DESCRIPTION OF THE TASK: State how many lines in these records contain the word "Essay", and nothing else.

Records excerpted from a collection:
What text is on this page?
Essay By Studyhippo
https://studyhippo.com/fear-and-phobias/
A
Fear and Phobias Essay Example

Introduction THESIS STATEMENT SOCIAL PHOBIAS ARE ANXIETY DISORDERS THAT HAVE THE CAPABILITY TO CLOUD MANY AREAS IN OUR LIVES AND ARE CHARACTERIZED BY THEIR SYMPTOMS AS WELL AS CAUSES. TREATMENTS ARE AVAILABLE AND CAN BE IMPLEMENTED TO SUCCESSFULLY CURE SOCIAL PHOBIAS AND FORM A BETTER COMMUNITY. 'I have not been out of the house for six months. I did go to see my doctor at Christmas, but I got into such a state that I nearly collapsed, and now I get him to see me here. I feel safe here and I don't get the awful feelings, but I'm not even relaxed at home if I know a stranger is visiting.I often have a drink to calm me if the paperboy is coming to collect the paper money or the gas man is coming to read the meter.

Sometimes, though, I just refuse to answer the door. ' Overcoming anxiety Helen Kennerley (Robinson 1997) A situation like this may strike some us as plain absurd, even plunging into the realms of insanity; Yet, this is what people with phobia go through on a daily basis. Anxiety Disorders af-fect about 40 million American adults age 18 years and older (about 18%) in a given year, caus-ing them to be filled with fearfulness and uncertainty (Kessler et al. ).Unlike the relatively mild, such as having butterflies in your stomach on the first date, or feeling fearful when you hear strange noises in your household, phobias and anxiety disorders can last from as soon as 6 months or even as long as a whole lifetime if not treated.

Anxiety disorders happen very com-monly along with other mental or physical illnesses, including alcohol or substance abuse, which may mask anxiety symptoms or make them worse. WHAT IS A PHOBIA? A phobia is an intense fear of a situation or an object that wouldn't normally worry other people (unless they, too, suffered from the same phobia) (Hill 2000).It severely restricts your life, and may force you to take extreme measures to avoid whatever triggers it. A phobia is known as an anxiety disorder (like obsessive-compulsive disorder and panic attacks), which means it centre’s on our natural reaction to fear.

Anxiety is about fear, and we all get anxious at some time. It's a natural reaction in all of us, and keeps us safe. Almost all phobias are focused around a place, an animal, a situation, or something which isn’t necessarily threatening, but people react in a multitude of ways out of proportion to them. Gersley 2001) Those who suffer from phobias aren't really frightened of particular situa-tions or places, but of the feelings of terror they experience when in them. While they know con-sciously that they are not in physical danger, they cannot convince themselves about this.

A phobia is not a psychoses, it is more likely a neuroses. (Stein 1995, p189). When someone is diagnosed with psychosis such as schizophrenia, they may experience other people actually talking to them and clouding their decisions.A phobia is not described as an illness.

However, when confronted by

==

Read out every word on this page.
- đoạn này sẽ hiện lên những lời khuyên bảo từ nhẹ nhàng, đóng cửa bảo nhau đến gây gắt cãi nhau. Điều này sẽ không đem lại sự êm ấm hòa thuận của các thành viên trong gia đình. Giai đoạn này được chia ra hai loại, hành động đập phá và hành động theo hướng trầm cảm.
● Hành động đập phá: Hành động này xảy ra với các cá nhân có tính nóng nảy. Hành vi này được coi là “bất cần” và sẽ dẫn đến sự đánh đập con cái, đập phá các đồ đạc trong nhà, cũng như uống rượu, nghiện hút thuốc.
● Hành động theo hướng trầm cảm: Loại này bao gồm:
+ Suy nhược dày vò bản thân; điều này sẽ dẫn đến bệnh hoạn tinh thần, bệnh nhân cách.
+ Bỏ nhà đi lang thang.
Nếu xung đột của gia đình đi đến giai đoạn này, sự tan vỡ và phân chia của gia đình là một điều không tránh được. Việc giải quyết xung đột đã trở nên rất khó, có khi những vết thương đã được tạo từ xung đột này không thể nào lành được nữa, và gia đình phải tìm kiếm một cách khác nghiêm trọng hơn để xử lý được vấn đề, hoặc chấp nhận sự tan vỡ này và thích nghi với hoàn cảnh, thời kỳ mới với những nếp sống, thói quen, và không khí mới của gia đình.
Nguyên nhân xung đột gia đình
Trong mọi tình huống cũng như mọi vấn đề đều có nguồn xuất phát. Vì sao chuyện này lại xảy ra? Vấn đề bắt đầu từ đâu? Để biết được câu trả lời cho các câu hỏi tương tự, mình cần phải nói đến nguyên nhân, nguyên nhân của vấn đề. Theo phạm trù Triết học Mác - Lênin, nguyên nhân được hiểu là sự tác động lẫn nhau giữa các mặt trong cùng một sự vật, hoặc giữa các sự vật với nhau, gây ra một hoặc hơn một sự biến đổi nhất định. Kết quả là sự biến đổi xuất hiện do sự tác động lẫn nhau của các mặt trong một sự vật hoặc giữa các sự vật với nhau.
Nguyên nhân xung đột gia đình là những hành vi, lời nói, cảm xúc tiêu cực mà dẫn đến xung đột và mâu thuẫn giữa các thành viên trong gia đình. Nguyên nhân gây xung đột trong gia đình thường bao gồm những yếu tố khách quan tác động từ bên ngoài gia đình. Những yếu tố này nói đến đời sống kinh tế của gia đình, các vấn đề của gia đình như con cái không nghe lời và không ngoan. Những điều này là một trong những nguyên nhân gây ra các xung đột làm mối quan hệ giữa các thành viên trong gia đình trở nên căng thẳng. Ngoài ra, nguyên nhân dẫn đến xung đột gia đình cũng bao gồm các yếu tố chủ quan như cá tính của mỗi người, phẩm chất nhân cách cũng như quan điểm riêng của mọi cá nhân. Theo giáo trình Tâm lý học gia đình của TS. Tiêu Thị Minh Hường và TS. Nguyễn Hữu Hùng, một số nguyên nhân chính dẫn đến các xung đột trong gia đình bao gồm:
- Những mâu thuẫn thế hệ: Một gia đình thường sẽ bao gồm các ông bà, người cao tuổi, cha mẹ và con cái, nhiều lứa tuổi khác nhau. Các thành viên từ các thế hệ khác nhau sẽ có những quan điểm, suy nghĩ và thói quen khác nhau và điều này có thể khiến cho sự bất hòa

* * *

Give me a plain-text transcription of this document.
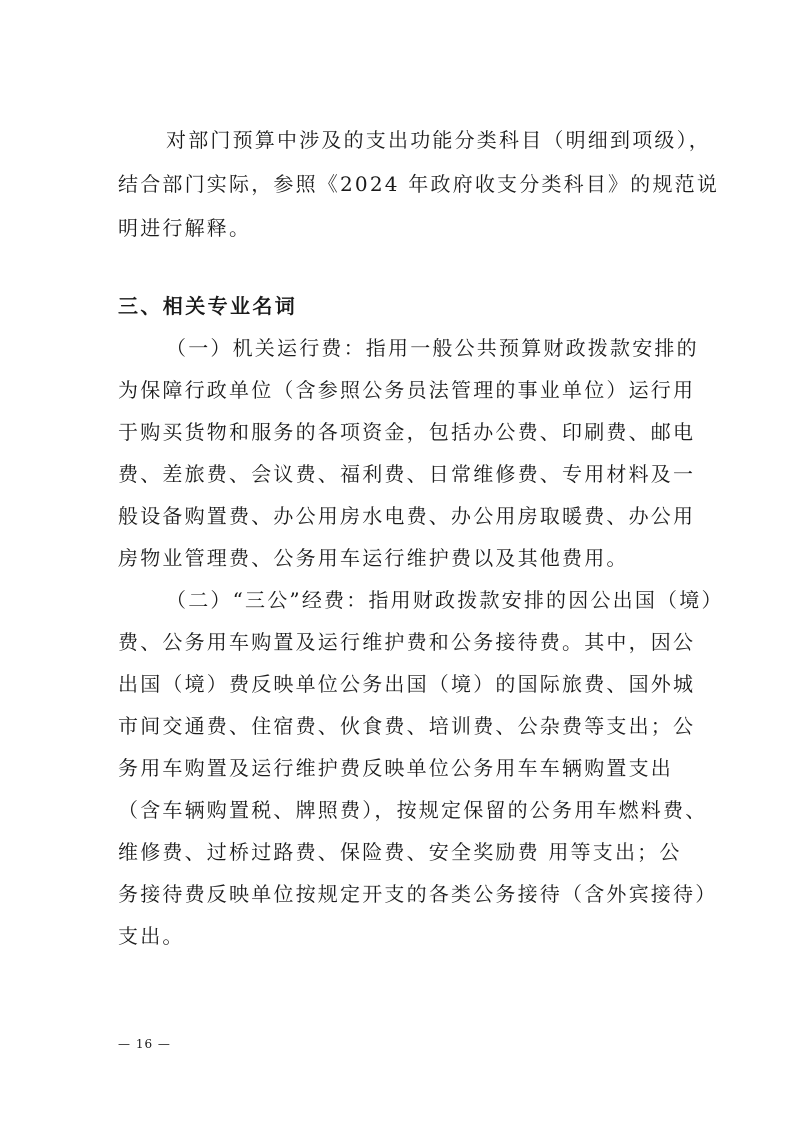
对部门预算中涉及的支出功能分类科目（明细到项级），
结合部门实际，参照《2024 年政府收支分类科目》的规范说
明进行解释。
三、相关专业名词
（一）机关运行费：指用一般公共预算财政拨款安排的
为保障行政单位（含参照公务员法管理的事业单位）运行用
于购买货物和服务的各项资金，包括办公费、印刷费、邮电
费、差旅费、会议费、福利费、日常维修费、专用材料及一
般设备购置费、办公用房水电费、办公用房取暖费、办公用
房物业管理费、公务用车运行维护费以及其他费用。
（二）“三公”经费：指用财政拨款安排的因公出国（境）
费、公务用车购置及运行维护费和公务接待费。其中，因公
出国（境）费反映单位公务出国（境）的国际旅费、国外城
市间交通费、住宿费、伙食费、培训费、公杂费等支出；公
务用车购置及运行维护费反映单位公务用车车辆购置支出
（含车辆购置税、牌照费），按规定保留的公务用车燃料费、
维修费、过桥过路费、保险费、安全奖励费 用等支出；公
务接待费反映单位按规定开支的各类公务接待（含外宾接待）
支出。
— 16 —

ANSWER TO THIS PROBLEM: 2